TASK STATEMENT:
Repeat each line of the material exactly.

### SUPPLIED DATA

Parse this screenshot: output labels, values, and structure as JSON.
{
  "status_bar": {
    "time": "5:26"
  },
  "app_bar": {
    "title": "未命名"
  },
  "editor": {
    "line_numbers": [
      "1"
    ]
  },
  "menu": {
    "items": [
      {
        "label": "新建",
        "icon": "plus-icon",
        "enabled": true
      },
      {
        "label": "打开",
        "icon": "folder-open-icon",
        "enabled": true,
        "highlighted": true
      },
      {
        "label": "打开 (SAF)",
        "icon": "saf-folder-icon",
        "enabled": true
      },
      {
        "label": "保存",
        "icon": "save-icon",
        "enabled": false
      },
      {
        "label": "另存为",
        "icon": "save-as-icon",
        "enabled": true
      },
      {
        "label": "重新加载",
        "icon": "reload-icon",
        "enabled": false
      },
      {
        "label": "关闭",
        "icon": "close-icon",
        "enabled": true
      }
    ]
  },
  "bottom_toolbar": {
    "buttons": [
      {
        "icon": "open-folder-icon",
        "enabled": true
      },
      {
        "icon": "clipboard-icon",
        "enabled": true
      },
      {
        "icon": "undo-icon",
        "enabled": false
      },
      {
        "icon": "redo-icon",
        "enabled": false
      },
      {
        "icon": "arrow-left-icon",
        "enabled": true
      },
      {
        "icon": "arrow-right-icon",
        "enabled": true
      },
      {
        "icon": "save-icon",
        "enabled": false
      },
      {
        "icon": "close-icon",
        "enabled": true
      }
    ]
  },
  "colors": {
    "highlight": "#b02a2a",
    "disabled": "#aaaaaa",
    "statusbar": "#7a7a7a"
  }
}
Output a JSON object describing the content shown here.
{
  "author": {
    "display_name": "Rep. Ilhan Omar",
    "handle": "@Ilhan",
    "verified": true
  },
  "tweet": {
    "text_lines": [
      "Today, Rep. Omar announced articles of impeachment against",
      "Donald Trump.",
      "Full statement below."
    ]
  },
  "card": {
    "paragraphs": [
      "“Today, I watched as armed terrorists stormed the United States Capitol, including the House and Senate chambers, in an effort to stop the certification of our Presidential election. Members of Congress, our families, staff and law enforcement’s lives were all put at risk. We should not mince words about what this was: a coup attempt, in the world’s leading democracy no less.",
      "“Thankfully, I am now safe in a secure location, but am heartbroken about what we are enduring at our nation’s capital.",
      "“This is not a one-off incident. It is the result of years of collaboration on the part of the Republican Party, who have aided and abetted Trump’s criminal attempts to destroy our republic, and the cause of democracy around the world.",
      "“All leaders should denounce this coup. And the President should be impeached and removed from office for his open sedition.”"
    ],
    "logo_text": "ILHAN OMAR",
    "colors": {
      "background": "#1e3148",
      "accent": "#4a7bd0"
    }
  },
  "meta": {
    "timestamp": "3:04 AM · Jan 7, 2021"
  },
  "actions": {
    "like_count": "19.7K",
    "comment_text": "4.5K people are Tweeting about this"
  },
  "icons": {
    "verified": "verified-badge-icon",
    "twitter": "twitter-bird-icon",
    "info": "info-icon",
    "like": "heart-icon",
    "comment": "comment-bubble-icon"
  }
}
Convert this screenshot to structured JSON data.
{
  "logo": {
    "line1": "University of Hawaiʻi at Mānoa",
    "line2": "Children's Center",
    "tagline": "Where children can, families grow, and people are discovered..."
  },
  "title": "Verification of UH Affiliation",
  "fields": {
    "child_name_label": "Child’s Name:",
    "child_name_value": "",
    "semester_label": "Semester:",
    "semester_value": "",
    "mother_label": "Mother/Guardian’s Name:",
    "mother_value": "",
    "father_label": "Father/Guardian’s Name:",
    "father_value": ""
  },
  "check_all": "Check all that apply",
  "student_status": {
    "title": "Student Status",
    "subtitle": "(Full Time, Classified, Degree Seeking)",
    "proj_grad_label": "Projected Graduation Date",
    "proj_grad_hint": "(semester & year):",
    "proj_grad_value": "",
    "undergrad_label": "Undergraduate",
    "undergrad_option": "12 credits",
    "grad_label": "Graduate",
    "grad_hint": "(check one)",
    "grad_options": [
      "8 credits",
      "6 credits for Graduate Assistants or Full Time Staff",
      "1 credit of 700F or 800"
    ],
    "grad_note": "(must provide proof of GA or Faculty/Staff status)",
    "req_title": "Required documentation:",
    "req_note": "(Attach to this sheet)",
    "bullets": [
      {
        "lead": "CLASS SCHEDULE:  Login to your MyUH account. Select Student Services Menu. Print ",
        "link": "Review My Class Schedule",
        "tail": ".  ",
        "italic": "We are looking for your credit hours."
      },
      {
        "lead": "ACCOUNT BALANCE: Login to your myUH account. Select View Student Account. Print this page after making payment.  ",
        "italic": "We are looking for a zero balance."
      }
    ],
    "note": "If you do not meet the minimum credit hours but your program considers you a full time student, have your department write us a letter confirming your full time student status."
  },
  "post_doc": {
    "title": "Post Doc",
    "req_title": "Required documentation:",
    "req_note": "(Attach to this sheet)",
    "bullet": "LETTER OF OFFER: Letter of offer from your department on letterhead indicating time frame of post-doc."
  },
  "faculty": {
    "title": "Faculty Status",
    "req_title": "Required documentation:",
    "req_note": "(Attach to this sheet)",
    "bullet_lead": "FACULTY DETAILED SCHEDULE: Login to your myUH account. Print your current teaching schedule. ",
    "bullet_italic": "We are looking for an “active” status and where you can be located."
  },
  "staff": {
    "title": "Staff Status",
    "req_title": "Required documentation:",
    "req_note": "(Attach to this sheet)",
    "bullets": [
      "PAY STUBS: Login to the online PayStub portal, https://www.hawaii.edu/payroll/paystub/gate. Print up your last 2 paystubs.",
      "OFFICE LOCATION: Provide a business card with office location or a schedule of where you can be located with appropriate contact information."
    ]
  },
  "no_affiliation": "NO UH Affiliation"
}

######

SOLUTION FOR THIS PROBLEM:
Parse this screenshot: output labels, values, and structure as JSON.
{
  "status_bar": {
    "time": "5:26"
  },
  "app_bar": {
    "title": "未命名"
  },
  "editor": {
    "line_numbers": [
      "1"
    ]
  },
  "menu": {
    "items": [
      {
        "label": "新建",
        "icon": "plus-icon",
        "enabled": true
      },
      {
        "label": "打开",
        "icon": "folder-open-icon",
        "enabled": true,
        "highlighted": true
      },
      {
        "label": "打开 (SAF)",
        "icon": "saf-folder-icon",
        "enabled": true
      },
      {
        "label": "保存",
        "icon": "save-icon",
        "enabled": false
      },
      {
        "label": "另存为",
        "icon": "save-as-icon",
        "enabled": true
      },
      {
        "label": "重新加载",
        "icon": "reload-icon",
        "enabled": false
      },
      {
        "label": "关闭",
        "icon": "close-icon",
        "enabled": true
      }
    ]
  },
  "bottom_toolbar": {
    "buttons": [
      {
        "icon": "open-folder-icon",
        "enabled": true
      },
      {
        "icon": "clipboard-icon",
        "enabled": true
      },
      {
        "icon": "undo-icon",
        "enabled": false
      },
      {
        "icon": "redo-icon",
        "enabled": false
      },
      {
        "icon": "arrow-left-icon",
        "enabled": true
      },
      {
        "icon": "arrow-right-icon",
        "enabled": true
      },
      {
        "icon": "save-icon",
        "enabled": false
      },
      {
        "icon": "close-icon",
        "enabled": true
      }
    ]
  },
  "colors": {
    "highlight": "#b02a2a",
    "disabled": "#aaaaaa",
    "statusbar": "#7a7a7a"
  }
}
Output a JSON object describing the content shown here.
{
  "author": {
    "display_name": "Rep. Ilhan Omar",
    "handle": "@Ilhan",
    "verified": true
  },
  "tweet": {
    "text_lines": [
      "Today, Rep. Omar announced articles of impeachment against",
      "Donald Trump.",
      "Full statement below."
    ]
  },
  "card": {
    "paragraphs": [
      "“Today, I watched as armed terrorists stormed the United States Capitol, including the House and Senate chambers, in an effort to stop the certification of our Presidential election. Members of Congress, our families, staff and law enforcement’s lives were all put at risk. We should not mince words about what this was: a coup attempt, in the world’s leading democracy no less.",
      "“Thankfully, I am now safe in a secure location, but am heartbroken about what we are enduring at our nation’s capital.",
      "“This is not a one-off incident. It is the result of years of collaboration on the part of the Republican Party, who have aided and abetted Trump’s criminal attempts to destroy our republic, and the cause of democracy around the world.",
      "“All leaders should denounce this coup. And the President should be impeached and removed from office for his open sedition.”"
    ],
    "logo_text": "ILHAN OMAR",
    "colors": {
      "background": "#1e3148",
      "accent": "#4a7bd0"
    }
  },
  "meta": {
    "timestamp": "3:04 AM · Jan 7, 2021"
  },
  "actions": {
    "like_count": "19.7K",
    "comment_text": "4.5K people are Tweeting about this"
  },
  "icons": {
    "verified": "verified-badge-icon",
    "twitter": "twitter-bird-icon",
    "info": "info-icon",
    "like": "heart-icon",
    "comment": "comment-bubble-icon"
  }
}
Convert this screenshot to structured JSON data.
{
  "logo": {
    "line1": "University of Hawaiʻi at Mānoa",
    "line2": "Children's Center",
    "tagline": "Where children can, families grow, and people are discovered..."
  },
  "title": "Verification of UH Affiliation",
  "fields": {
    "child_name_label": "Child’s Name:",
    "child_name_value": "",
    "semester_label": "Semester:",
    "semester_value": "",
    "mother_label": "Mother/Guardian’s Name:",
    "mother_value": "",
    "father_label": "Father/Guardian’s Name:",
    "father_value": ""
  },
  "check_all": "Check all that apply",
  "student_status": {
    "title": "Student Status",
    "subtitle": "(Full Time, Classified, Degree Seeking)",
    "proj_grad_label": "Projected Graduation Date",
    "proj_grad_hint": "(semester & year):",
    "proj_grad_value": "",
    "undergrad_label": "Undergraduate",
    "undergrad_option": "12 credits",
    "grad_label": "Graduate",
    "grad_hint": "(check one)",
    "grad_options": [
      "8 credits",
      "6 credits for Graduate Assistants or Full Time Staff",
      "1 credit of 700F or 800"
    ],
    "grad_note": "(must provide proof of GA or Faculty/Staff status)",
    "req_title": "Required documentation:",
    "req_note": "(Attach to this sheet)",
    "bullets": [
      {
        "lead": "CLASS SCHEDULE:  Login to your MyUH account. Select Student Services Menu. Print ",
        "link": "Review My Class Schedule",
        "tail": ".  ",
        "italic": "We are looking for your credit hours."
      },
      {
        "lead": "ACCOUNT BALANCE: Login to your myUH account. Select View Student Account. Print this page after making payment.  ",
        "italic": "We are looking for a zero balance."
      }
    ],
    "note": "If you do not meet the minimum credit hours but your program considers you a full time student, have your department write us a letter confirming your full time student status."
  },
  "post_doc": {
    "title": "Post Doc",
    "req_title": "Required documentation:",
    "req_note": "(Attach to this sheet)",
    "bullet": "LETTER OF OFFER: Letter of offer from your department on letterhead indicating time frame of post-doc."
  },
  "faculty": {
    "title": "Faculty Status",
    "req_title": "Required documentation:",
    "req_note": "(Attach to this sheet)",
    "bullet_lead": "FACULTY DETAILED SCHEDULE: Login to your myUH account. Print your current teaching schedule. ",
    "bullet_italic": "We are looking for an “active” status and where you can be located."
  },
  "staff": {
    "title": "Staff Status",
    "req_title": "Required documentation:",
    "req_note": "(Attach to this sheet)",
    "bullets": [
      "PAY STUBS: Login to the online PayStub portal, https://www.hawaii.edu/payroll/paystub/gate. Print up your last 2 paystubs.",
      "OFFICE LOCATION: Provide a business card with office location or a schedule of where you can be located with appropriate contact information."
    ]
  },
  "no_affiliation": "NO UH Affiliation"
}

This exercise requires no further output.